---------- RECORDS FOR PROCESSING

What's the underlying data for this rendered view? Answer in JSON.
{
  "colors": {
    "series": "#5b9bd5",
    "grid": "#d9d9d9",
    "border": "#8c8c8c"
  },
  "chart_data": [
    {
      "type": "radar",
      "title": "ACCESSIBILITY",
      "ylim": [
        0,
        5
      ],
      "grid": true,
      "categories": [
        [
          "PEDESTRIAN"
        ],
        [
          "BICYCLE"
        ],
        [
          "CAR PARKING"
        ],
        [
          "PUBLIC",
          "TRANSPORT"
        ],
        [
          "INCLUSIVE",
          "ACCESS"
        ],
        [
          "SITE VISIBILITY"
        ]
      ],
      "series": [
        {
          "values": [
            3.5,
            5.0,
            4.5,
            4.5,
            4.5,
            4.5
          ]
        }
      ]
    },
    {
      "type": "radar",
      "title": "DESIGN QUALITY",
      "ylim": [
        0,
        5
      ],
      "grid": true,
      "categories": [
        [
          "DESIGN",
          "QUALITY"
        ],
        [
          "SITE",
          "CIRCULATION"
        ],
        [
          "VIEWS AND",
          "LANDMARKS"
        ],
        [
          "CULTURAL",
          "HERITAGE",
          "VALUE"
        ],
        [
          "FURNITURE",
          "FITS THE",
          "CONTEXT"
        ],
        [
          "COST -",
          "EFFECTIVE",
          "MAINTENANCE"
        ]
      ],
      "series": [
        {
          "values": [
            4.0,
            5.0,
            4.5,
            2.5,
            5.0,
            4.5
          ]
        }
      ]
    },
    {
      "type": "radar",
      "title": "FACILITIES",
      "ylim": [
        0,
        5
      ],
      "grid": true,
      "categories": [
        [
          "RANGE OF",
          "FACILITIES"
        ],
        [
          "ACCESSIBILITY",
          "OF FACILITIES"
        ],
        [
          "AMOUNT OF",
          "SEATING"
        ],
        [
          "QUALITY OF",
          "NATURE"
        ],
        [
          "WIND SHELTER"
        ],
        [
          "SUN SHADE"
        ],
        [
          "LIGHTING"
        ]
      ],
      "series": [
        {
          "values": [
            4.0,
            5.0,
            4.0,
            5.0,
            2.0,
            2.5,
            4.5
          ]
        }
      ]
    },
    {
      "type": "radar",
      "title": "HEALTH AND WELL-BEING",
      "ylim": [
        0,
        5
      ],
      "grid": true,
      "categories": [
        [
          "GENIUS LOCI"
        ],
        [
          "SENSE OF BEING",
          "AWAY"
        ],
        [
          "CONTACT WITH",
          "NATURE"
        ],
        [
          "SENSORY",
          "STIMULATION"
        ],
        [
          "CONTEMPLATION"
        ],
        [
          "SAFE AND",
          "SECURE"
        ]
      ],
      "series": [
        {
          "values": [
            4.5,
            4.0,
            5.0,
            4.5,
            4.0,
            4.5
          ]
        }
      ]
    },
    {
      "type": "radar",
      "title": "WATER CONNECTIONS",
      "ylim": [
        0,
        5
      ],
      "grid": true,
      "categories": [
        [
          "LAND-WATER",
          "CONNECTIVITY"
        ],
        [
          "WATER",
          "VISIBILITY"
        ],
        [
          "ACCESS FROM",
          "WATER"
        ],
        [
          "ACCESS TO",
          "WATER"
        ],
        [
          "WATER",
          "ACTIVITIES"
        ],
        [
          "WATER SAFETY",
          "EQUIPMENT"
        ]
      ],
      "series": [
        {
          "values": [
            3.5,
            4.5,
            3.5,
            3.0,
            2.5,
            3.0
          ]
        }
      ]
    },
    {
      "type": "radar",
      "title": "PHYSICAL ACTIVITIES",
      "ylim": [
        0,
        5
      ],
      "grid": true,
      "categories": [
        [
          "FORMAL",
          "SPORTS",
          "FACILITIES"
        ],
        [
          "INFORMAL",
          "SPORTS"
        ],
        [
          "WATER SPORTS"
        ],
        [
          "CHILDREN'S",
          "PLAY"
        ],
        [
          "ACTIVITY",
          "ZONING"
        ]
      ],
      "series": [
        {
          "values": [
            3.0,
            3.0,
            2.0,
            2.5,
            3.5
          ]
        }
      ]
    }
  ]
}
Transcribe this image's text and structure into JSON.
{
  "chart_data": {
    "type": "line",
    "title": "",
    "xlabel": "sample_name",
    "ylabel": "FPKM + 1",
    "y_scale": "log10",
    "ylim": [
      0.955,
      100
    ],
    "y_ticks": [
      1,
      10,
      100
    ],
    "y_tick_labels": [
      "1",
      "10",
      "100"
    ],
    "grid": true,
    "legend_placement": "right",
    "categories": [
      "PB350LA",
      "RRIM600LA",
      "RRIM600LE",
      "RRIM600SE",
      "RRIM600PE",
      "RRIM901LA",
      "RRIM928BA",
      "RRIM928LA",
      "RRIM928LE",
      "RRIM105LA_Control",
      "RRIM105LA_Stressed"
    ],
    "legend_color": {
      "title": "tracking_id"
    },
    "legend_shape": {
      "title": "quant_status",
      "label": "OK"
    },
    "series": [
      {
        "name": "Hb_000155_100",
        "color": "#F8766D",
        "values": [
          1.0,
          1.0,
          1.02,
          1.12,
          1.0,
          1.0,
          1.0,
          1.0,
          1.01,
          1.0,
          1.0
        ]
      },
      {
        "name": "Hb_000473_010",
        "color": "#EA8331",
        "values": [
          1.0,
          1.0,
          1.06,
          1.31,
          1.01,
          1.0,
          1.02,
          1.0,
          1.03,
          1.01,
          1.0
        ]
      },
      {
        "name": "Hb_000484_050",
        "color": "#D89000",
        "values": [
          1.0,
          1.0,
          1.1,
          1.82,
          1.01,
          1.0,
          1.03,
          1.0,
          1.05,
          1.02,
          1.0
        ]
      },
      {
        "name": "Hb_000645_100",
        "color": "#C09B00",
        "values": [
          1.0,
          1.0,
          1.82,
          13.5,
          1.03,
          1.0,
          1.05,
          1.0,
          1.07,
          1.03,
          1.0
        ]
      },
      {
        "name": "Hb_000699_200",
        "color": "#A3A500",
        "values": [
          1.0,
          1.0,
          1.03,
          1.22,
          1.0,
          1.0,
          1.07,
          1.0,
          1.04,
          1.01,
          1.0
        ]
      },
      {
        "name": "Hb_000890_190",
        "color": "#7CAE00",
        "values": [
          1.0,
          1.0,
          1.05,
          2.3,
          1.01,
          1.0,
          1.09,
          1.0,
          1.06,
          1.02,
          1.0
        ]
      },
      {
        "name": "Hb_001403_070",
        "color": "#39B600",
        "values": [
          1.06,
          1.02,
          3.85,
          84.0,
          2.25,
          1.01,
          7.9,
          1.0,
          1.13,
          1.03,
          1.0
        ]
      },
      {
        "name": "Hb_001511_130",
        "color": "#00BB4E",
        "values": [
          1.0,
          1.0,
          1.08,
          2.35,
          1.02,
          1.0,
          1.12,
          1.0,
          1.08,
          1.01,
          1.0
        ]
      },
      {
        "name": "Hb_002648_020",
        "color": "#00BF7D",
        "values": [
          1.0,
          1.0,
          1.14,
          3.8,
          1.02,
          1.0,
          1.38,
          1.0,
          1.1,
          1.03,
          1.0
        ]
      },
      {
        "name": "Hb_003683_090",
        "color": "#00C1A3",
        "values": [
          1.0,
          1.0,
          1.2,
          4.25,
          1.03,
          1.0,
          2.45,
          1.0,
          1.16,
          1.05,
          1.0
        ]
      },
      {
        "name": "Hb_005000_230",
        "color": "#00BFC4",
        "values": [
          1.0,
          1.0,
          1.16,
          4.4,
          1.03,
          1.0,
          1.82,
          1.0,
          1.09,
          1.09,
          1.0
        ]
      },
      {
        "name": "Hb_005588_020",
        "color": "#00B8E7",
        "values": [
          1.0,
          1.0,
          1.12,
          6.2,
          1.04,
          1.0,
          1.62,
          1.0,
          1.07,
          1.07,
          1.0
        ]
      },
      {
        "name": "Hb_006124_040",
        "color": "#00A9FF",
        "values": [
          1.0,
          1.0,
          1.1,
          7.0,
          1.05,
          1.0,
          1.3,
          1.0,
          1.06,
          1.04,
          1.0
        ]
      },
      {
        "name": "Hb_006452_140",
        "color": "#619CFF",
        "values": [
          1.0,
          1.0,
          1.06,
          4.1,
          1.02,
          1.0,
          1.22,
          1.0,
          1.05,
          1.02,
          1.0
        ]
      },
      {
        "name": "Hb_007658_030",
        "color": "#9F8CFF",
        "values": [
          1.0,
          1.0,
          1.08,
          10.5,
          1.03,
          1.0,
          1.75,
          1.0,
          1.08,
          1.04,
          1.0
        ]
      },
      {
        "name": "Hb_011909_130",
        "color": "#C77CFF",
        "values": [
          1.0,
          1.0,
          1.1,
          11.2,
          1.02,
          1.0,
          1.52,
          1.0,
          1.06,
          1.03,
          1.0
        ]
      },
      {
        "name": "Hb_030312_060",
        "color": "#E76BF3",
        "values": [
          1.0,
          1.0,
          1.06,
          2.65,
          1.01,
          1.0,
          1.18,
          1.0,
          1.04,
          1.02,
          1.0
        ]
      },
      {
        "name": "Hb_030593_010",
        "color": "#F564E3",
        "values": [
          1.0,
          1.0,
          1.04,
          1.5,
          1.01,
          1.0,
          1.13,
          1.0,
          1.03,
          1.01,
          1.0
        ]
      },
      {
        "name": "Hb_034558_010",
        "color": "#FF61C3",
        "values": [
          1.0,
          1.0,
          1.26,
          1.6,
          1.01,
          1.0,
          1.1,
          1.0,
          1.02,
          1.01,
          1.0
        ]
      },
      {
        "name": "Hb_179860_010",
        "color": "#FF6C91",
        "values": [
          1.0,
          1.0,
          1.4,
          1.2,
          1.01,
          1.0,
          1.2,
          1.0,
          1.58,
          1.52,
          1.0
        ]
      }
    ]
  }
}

--------------------

(EXERCISE GOAL) Only the number is wanted: how many lines in the data include the string "ACCESSIBILITY"?

(OUTPUT OF THE EXERCISE) 2